[Opening TEXT section]
Published on December 19th, 2013 | by Derek Markham0
GlaxoSmithKline to Stop Paying Doctors to Sell Their Drugs
Drug companies have found that it’s effective for their sales to pay doctors and other healthcare professionals to chat up other physicians about their products, and then paid them a lucrative amount of money for doing so, but the sixth largest pharmaceutical companies in the world is going to discontinue that practice.
“We believe that it is imperative that we continue to actively challenge our business model at every level to ensure we are responding to the needs of patients and meeting the wider expectations of society. Over the past five years, this has seen us take significant steps to increase access to medicines in developing countries and to be more transparent with our clinical trial data. We’ve also made changes to how we work with healthcare professionals. Building on this, today we are outlining a further set of measures to modernise our relationship with healthcare professionals. These are designed to bring greater clarity and confidence that whenever we talk to a doctor, nurse or other prescriber, it is patients’ interests that always come first. We recognise that we have an important role to play in providing doctors with information about our medicines, but this must be done clearly, transparently and without any perception of conflict of interest.” – Sir Andrew Witty, GlaxoSmithKline CEO
These changes from GlaxoSmithKline will take place over the next two years, and will also include putting an end to their practice of paying for doctors and other healthcare professionals to attend medical conferences, and will instead use unsolicited, independent educational grants to fund further education for individuals in the healthcare profession.
GlaxoSmithKline will also discontinue their practice of compensating their sales representatives based on the number of prescriptions for their products that doctors write, and has said that they will continue to invest in community programs that strengthen the healthcare infrastructure, especially in the least developed countries.
[Closing TEXT section]
[Opening THE DATA section]
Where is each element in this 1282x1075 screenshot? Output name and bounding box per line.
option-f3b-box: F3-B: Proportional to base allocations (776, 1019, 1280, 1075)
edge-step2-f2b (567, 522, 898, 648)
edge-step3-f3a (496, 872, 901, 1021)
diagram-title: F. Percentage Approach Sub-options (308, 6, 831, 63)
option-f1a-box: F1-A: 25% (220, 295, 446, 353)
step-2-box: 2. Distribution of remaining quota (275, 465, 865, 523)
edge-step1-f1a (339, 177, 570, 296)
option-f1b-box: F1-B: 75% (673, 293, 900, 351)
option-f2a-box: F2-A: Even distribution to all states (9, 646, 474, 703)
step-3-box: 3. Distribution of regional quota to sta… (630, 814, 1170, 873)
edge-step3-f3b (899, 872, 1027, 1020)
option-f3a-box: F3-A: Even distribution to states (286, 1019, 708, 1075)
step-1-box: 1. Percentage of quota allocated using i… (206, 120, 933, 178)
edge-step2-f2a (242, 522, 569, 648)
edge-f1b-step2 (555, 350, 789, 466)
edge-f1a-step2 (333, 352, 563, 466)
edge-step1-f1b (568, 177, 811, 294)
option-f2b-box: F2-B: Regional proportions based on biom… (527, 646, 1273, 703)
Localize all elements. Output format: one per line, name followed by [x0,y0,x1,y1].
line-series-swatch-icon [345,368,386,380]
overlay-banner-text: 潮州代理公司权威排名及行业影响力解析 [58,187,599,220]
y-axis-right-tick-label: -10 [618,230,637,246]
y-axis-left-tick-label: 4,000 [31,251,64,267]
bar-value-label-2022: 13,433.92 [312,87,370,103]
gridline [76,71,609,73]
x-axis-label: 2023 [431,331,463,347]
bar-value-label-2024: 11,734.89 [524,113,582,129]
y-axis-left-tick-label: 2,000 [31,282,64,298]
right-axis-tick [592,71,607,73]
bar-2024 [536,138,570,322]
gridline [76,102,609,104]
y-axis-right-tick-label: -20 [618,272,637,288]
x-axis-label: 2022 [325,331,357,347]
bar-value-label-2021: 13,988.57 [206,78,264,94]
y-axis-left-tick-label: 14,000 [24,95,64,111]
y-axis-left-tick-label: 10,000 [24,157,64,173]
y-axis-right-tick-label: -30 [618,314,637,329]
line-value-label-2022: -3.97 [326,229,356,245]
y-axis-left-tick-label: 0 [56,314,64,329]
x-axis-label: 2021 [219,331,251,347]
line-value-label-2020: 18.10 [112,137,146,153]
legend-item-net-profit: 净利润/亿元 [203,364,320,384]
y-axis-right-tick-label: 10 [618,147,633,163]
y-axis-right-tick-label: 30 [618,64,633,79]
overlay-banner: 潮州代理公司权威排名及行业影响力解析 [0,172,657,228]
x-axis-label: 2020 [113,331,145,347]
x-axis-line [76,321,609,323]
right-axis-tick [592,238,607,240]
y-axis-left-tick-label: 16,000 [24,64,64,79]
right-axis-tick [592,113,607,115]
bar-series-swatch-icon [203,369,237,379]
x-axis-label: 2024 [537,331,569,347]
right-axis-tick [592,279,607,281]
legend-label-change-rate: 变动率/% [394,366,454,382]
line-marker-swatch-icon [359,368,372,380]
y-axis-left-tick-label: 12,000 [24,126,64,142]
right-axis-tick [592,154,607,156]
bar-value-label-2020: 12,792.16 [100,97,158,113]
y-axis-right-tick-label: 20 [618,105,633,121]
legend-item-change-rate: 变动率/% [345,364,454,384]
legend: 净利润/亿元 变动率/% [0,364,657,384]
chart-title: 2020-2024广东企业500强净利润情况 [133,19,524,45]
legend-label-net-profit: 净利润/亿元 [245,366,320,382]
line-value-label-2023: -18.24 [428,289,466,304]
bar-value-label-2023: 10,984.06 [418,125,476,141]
[Closing THE DATA section]
EXERCISE DIRECTIONS - Can you reproduce the full GlaxoSmithKline article word for word? The material is separate from the text and has nothing to do with it.

TASK RESULT -
Published on December 19th, 2013 | by Derek Markham0
GlaxoSmithKline to Stop Paying Doctors to Sell Their Drugs
Drug companies have found that it’s effective for their sales to pay doctors and other healthcare professionals to chat up other physicians about their products, and then paid them a lucrative amount of money for doing so, but the sixth largest pharmaceutical companies in the world is going to discontinue that practice.
“We believe that it is imperative that we continue to actively challenge our business model at every level to ensure we are responding to the needs of patients and meeting the wider expectations of society. Over the past five years, this has seen us take significant steps to increase access to medicines in developing countries and to be more transparent with our clinical trial data. We’ve also made changes to how we work with healthcare professionals. Building on this, today we are outlining a further set of measures to modernise our relationship with healthcare professionals. These are designed to bring greater clarity and confidence that whenever we talk to a doctor, nurse or other prescriber, it is patients’ interests that always come first. We recognise that we have an important role to play in providing doctors with information about our medicines, but this must be done clearly, transparently and without any perception of conflict of interest.” – Sir Andrew Witty, GlaxoSmithKline CEO
These changes from GlaxoSmithKline will take place over the next two years, and will also include putting an end to their practice of paying for doctors and other healthcare professionals to attend medical conferences, and will instead use unsolicited, independent educational grants to fund further education for individuals in the healthcare profession.
GlaxoSmithKline will also discontinue their practice of compensating their sales representatives based on the number of prescriptions for their products that doctors write, and has said that they will continue to invest in community programs that strengthen the healthcare infrastructure, especially in the least developed countries.